A block of data
┏━━

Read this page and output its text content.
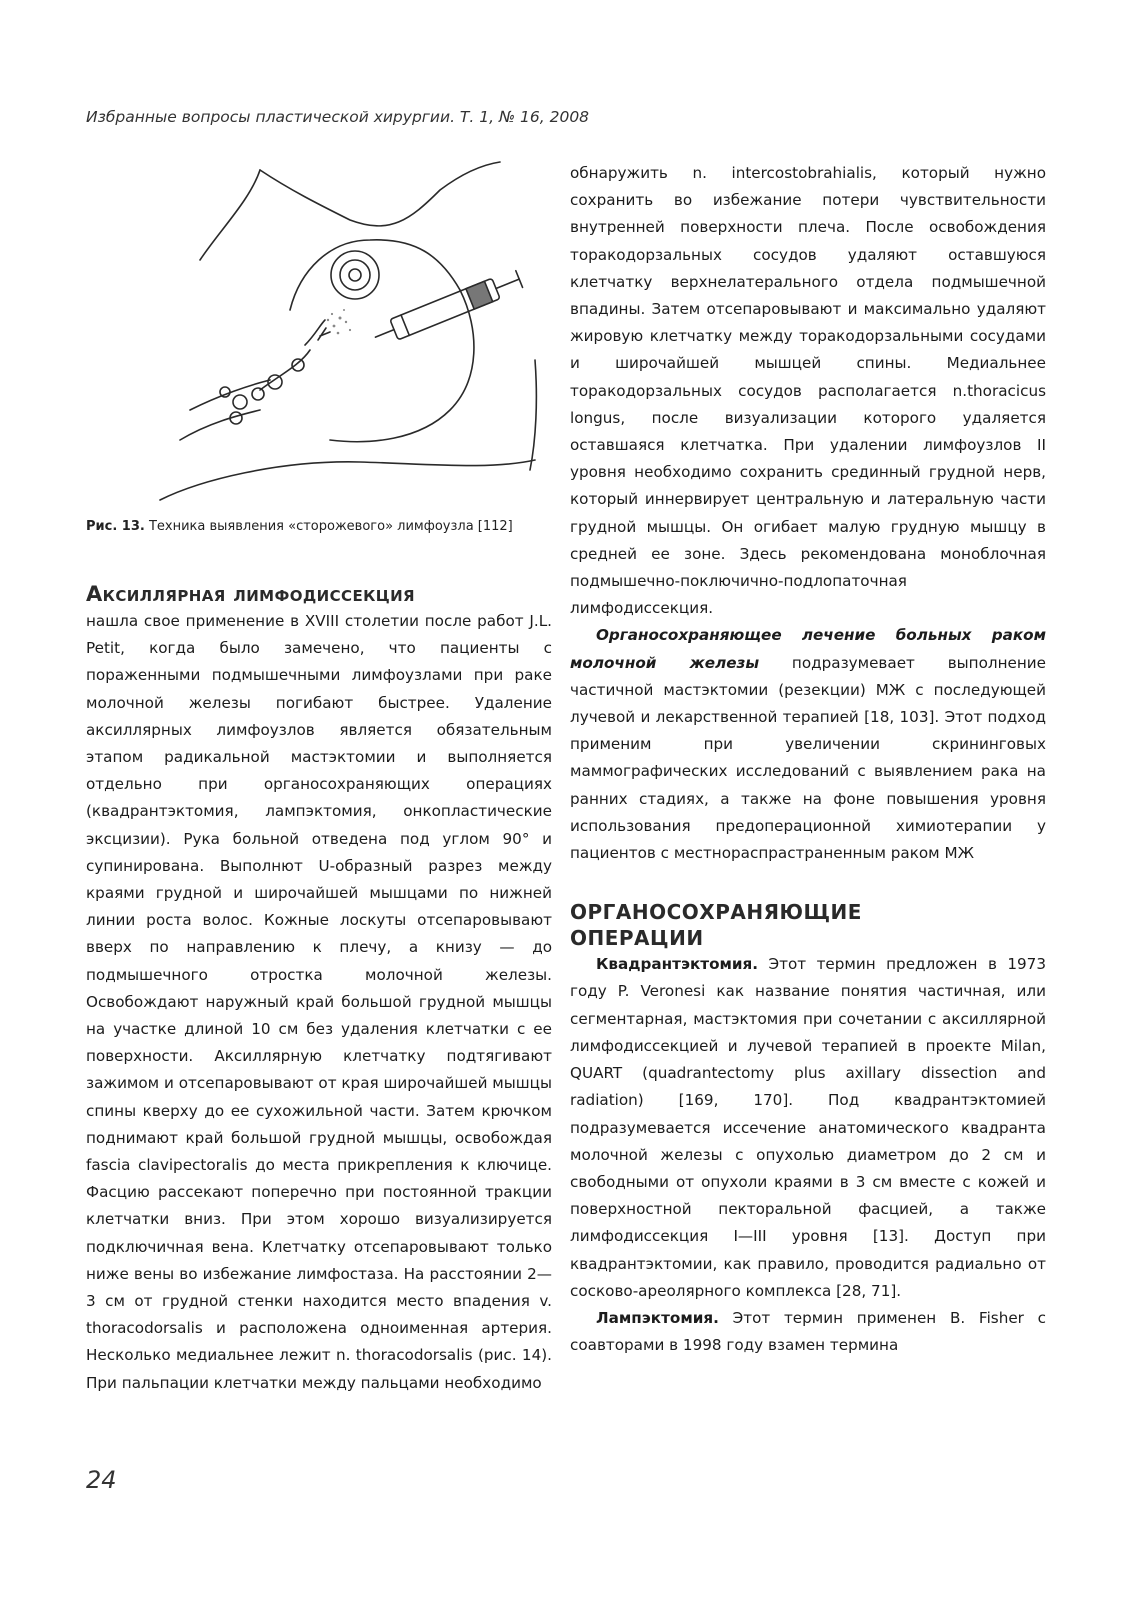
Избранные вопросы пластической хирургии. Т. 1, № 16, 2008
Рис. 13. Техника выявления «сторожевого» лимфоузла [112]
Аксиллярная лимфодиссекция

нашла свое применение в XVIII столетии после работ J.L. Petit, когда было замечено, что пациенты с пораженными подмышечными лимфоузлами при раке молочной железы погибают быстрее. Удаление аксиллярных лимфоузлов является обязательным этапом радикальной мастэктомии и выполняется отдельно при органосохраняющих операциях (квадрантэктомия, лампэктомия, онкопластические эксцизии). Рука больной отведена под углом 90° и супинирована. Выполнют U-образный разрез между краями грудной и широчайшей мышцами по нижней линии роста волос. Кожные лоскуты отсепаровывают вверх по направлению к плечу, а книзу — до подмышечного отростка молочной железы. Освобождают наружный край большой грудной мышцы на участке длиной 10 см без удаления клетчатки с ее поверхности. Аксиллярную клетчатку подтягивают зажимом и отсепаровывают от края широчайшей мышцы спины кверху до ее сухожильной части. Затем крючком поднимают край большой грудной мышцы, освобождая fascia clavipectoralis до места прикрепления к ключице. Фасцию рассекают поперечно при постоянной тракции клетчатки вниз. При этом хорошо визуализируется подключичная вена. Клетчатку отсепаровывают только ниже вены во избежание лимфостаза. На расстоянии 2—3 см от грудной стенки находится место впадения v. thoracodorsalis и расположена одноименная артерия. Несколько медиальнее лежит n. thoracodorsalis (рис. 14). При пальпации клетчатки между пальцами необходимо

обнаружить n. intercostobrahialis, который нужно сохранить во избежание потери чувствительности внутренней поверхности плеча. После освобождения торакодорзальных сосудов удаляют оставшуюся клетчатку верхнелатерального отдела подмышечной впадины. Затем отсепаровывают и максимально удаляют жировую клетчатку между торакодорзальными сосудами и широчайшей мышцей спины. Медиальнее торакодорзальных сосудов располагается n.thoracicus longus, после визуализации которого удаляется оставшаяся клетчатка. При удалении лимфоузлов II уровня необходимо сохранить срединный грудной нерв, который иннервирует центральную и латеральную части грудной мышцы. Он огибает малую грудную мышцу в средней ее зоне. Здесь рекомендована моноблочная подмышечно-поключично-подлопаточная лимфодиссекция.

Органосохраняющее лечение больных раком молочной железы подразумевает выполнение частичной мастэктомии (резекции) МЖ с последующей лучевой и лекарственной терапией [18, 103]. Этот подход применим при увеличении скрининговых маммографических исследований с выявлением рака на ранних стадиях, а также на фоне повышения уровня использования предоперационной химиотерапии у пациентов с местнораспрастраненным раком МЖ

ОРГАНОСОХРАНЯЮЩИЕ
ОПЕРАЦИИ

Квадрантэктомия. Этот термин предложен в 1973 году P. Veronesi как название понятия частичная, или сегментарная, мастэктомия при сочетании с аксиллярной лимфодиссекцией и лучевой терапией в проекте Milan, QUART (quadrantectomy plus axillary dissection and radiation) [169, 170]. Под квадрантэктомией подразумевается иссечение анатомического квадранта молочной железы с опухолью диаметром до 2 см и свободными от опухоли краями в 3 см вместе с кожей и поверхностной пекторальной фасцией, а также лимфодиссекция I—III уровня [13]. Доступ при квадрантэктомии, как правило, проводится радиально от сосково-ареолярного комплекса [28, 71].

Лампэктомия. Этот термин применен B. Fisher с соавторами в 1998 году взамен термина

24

┗━━

What to work on -> Copy and report every line where the word "также" is present.

Output of the task ->
Органосохраняющее лечение больных раком молочной железы подразумевает выполнение частичной мастэктомии (резекции) МЖ с последующей лучевой и лекарственной терапией [18, 103]. Этот подход применим при увеличении скрининговых маммографических исследований с выявлением рака на ранних стадиях, а также на фоне повышения уровня использования предоперационной химиотерапии у пациентов с местнораспрастраненным раком МЖ
Квадрантэктомия. Этот термин предложен в 1973 году P. Veronesi как название понятия частичная, или сегментарная, мастэктомия при сочетании с аксиллярной лимфодиссекцией и лучевой терапией в проекте Milan, QUART (quadrantectomy plus axillary dissection and radiation) [169, 170]. Под квадрантэктомией подразумевается иссечение анатомического квадранта молочной железы с опухолью диаметром до 2 см и свободными от опухоли краями в 3 см вместе с кожей и поверхностной пекторальной фасцией, а также лимфодиссекция I—III уровня [13]. Доступ при квадрантэктомии, как правило, проводится радиально от сосково-ареолярного комплекса [28, 71].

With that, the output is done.